- _WRITTEN PROBLEM_: Every line of the material is to be repeated exactly as it stands.

- _DATA FOR THE TASK_:
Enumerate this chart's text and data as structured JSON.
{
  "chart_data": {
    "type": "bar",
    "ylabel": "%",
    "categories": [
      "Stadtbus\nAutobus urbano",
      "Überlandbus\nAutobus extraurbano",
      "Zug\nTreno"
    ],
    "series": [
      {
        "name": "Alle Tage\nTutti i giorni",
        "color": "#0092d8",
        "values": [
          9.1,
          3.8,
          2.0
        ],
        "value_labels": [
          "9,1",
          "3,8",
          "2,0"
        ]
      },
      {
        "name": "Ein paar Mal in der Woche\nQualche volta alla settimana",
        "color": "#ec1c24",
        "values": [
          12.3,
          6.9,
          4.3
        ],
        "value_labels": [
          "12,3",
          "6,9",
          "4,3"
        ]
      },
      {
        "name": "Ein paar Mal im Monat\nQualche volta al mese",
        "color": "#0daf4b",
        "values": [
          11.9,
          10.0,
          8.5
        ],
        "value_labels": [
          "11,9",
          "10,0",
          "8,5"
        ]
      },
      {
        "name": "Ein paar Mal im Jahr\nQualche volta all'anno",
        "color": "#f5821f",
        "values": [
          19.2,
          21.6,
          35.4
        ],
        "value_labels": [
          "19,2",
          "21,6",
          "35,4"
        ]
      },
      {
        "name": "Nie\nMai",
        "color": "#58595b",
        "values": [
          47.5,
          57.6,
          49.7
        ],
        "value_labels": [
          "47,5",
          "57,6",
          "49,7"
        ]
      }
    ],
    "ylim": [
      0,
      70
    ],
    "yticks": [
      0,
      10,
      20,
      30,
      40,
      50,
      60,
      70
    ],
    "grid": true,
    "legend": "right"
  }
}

- _RESPONSE TO THIS EXERCISE_:
Enumerate this chart's text and data as structured JSON.
{
  "chart_data": {
    "type": "bar",
    "ylabel": "%",
    "categories": [
      "Stadtbus\nAutobus urbano",
      "Überlandbus\nAutobus extraurbano",
      "Zug\nTreno"
    ],
    "series": [
      {
        "name": "Alle Tage\nTutti i giorni",
        "color": "#0092d8",
        "values": [
          9.1,
          3.8,
          2.0
        ],
        "value_labels": [
          "9,1",
          "3,8",
          "2,0"
        ]
      },
      {
        "name": "Ein paar Mal in der Woche\nQualche volta alla settimana",
        "color": "#ec1c24",
        "values": [
          12.3,
          6.9,
          4.3
        ],
        "value_labels": [
          "12,3",
          "6,9",
          "4,3"
        ]
      },
      {
        "name": "Ein paar Mal im Monat\nQualche volta al mese",
        "color": "#0daf4b",
        "values": [
          11.9,
          10.0,
          8.5
        ],
        "value_labels": [
          "11,9",
          "10,0",
          "8,5"
        ]
      },
      {
        "name": "Ein paar Mal im Jahr\nQualche volta all'anno",
        "color": "#f5821f",
        "values": [
          19.2,
          21.6,
          35.4
        ],
        "value_labels": [
          "19,2",
          "21,6",
          "35,4"
        ]
      },
      {
        "name": "Nie\nMai",
        "color": "#58595b",
        "values": [
          47.5,
          57.6,
          49.7
        ],
        "value_labels": [
          "47,5",
          "57,6",
          "49,7"
        ]
      }
    ],
    "ylim": [
      0,
      70
    ],
    "yticks": [
      0,
      10,
      20,
      30,
      40,
      50,
      60,
      70
    ],
    "grid": true,
    "legend": "right"
  }
}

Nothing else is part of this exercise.